GIVEN INSTRUCTION ▸ Pick out each line below containing "this".

Stored data entries
- - -

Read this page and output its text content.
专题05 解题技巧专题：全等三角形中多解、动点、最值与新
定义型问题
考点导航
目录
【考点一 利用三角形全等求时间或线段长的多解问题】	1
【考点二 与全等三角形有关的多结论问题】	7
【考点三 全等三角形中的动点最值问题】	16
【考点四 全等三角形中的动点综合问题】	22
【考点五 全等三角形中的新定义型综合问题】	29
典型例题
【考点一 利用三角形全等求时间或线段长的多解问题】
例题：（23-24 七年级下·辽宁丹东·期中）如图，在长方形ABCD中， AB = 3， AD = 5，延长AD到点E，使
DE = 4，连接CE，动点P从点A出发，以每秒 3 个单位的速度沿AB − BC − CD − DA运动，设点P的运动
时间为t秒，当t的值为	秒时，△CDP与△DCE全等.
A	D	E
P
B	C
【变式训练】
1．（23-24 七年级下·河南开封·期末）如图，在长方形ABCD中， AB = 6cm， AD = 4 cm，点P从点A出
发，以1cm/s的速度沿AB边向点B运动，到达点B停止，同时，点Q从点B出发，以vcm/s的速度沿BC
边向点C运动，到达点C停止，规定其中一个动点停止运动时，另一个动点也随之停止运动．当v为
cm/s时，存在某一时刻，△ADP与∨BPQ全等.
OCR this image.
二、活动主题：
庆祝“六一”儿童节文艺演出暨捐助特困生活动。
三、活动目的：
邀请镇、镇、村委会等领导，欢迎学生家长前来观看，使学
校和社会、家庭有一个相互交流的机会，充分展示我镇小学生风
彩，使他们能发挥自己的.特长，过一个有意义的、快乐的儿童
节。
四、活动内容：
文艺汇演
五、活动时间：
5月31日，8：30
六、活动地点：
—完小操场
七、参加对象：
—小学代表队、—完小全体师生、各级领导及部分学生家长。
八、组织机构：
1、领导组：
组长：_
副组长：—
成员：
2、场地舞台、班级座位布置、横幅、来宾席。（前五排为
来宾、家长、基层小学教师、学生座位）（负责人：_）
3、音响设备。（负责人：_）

- - -

WRITTEN SOLUTION ▸
Read this page and output its text content.
OCR this image.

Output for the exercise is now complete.